> Your task: Reproduce each record below exactly as written.

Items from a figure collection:
——

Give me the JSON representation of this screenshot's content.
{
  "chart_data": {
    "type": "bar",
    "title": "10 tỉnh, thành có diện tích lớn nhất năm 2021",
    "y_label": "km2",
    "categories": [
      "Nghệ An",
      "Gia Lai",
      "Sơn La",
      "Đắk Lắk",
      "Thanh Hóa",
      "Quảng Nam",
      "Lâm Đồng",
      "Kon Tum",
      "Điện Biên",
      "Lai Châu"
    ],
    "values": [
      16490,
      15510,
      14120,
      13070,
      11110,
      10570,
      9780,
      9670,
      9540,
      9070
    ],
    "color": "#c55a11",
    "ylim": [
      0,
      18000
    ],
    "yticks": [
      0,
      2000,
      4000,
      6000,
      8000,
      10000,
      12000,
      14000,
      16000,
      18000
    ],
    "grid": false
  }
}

——

> Written reply:
Give me the JSON representation of this screenshot's content.
{
  "chart_data": {
    "type": "bar",
    "title": "10 tỉnh, thành có diện tích lớn nhất năm 2021",
    "y_label": "km2",
    "categories": [
      "Nghệ An",
      "Gia Lai",
      "Sơn La",
      "Đắk Lắk",
      "Thanh Hóa",
      "Quảng Nam",
      "Lâm Đồng",
      "Kon Tum",
      "Điện Biên",
      "Lai Châu"
    ],
    "values": [
      16490,
      15510,
      14120,
      13070,
      11110,
      10570,
      9780,
      9670,
      9540,
      9070
    ],
    "color": "#c55a11",
    "ylim": [
      0,
      18000
    ],
    "yticks": [
      0,
      2000,
      4000,
      6000,
      8000,
      10000,
      12000,
      14000,
      16000,
      18000
    ],
    "grid": false
  }
}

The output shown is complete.